== Text under study ==

But it could be as simple as the lighting in theatres in the 17th-18th century, before the invention of electricity, made green a difficult to see on stage. Regardless of the true reason, in France wearing green on stage is considered a big no-no.
10. Don’t place your purse on the floor.
It is not clear as to when this superstition dates back to, but with your purse out of your sight at a bar or restaurant, you can expect a bit of bad luck.
Paris in particular, is unfortunately tends to has always tended to attract the pickpockets, so it is better to not keep your belongings where you can’t see them.
Brings Good Luck
1. Make eye contact when proposing a toast.
The superstition in France is that if you must make eye contact when clinking glasses as you are toasting. Otherwise you are looking at 7 years of poor bedside relations and be unlucky in love. As you can imagine, this is one rule that French people stick to quite religiously.
The tradition dates back to the Middle ages when poisonings, especially among nobility, were somewhat common. The idea of looking closely at your drinking partner was a way to check their intentions. If one of the drinkers looked away or seemed uncomfortable, this would be a sign to inspire mistrust.
In addition, by banging the cups somewhat violently, it would be possible for some of the poison to fall from the cup onto the other’s meal and so also imply a sign of confidence.
2. Place bread on the table the right side up.
The tradition of placing the bread upside on the table also dates back to the Middle Ages. At mealtimes, the restauranteur would reserve a table for the executioner, by placing a baguette upside down on a table the day of executions. (He needs his strength for work after all.)
This way, when the executioner arrives, he could easily locate it. No one wants to mess with the executioner, so everyone around would know that that table was reserved and to stay away.
3. Throw salt over your left shoulder to chase bad luck away.
Even though spilling salt on the table is bad, in France you can reverse any bad luck by throwing a few grains of salt over your left shoulder.
The tradition dates back the belief that Satan would be seated on the left shoulder, and so here you are throwing salt into his eyes to ward off evil.

===
== Data supplied ==

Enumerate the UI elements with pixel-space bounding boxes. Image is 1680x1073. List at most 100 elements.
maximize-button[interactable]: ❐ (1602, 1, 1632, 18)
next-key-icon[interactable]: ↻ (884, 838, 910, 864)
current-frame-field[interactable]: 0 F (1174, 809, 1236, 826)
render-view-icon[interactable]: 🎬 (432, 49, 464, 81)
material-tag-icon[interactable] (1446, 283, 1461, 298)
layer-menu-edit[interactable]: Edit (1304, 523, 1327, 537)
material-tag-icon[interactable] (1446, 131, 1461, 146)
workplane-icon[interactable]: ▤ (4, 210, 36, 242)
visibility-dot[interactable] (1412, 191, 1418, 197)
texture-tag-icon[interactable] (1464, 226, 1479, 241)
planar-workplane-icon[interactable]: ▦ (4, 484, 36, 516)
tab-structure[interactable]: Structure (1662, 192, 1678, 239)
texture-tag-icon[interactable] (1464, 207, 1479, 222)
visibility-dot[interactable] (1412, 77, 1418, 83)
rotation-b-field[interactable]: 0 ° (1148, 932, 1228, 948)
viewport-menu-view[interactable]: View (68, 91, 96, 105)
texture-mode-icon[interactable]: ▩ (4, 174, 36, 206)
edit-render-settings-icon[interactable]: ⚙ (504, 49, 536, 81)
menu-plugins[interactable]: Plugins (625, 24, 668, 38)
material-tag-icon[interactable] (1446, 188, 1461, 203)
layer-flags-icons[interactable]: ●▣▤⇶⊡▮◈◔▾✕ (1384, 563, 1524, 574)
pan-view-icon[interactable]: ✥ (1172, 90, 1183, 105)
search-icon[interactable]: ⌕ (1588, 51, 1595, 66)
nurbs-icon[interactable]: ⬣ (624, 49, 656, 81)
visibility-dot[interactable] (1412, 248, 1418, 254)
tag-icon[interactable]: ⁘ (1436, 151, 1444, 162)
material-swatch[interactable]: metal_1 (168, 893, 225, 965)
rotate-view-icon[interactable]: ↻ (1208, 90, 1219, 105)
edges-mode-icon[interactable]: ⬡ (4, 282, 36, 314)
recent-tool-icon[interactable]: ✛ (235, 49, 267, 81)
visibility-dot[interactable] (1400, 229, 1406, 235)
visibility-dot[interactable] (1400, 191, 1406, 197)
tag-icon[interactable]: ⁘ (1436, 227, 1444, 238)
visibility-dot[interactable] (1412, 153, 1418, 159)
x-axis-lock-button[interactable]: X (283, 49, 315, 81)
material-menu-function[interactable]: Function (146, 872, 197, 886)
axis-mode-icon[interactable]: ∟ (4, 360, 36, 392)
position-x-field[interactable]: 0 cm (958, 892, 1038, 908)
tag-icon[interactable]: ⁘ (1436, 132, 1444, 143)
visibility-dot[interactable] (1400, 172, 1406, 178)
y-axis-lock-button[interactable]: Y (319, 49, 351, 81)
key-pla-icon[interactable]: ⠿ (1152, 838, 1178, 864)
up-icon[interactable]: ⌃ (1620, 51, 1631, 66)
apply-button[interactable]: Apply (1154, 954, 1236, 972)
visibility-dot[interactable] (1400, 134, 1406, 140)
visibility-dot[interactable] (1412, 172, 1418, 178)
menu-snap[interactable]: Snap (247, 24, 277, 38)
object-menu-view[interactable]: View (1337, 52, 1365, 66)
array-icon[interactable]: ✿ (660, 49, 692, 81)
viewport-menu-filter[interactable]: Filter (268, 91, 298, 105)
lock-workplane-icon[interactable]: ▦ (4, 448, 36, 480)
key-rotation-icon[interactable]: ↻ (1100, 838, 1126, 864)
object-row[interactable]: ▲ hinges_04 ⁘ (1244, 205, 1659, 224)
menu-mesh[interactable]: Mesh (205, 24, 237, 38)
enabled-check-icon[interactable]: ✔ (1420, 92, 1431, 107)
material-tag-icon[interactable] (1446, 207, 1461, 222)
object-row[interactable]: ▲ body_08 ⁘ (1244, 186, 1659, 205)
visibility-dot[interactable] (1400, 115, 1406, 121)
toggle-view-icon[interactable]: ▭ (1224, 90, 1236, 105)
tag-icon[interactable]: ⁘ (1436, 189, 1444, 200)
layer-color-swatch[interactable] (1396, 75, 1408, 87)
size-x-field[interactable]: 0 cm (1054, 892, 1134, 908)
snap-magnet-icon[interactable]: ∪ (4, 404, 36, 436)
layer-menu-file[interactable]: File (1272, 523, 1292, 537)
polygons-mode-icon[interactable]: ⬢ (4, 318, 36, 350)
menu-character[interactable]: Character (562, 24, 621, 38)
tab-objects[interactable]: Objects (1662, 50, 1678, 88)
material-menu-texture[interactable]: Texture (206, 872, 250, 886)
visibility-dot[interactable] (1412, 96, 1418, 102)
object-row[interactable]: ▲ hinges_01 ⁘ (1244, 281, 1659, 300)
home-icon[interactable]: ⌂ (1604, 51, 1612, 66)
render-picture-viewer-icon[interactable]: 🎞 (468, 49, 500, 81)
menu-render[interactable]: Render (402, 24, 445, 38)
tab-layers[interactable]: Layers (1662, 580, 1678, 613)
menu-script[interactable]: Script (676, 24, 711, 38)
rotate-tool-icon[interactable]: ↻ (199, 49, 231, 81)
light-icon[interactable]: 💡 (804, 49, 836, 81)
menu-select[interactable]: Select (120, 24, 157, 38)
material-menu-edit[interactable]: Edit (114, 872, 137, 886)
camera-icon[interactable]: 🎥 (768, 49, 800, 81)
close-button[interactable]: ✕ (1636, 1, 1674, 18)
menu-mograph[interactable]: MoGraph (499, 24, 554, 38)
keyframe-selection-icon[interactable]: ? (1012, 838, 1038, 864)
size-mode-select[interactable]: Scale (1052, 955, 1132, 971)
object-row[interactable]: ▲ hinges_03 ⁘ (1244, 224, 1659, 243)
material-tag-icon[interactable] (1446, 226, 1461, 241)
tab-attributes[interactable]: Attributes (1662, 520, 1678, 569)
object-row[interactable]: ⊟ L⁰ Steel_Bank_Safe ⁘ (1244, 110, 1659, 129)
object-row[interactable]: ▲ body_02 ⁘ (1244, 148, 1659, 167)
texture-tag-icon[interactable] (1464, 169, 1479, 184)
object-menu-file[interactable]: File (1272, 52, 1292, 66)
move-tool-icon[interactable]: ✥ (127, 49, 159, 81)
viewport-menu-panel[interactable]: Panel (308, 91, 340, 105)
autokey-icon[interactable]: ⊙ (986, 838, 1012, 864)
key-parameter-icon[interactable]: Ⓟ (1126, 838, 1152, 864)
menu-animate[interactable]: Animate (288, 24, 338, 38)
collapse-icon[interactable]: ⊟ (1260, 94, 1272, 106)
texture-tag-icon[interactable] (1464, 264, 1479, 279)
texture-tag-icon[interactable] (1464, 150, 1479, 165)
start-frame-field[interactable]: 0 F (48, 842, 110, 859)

===

### Work order
From the text on French superstitions, quote word for word the passage that begins at the words "The superstition in" and stops after "to inspire mistrust.".

### Output of the task
The superstition in France is that if you must make eye contact when clinking glasses as you are toasting. Otherwise you are looking at 7 years of poor bedside relations and be unlucky in love. As you can imagine, this is one rule that French people stick to quite religiously.
The tradition dates back to the Middle ages when poisonings, especially among nobility, were somewhat common. The idea of looking closely at your drinking partner was a way to check their intentions. If one of the drinkers looked away or seemed uncomfortable, this would be a sign to inspire mistrust.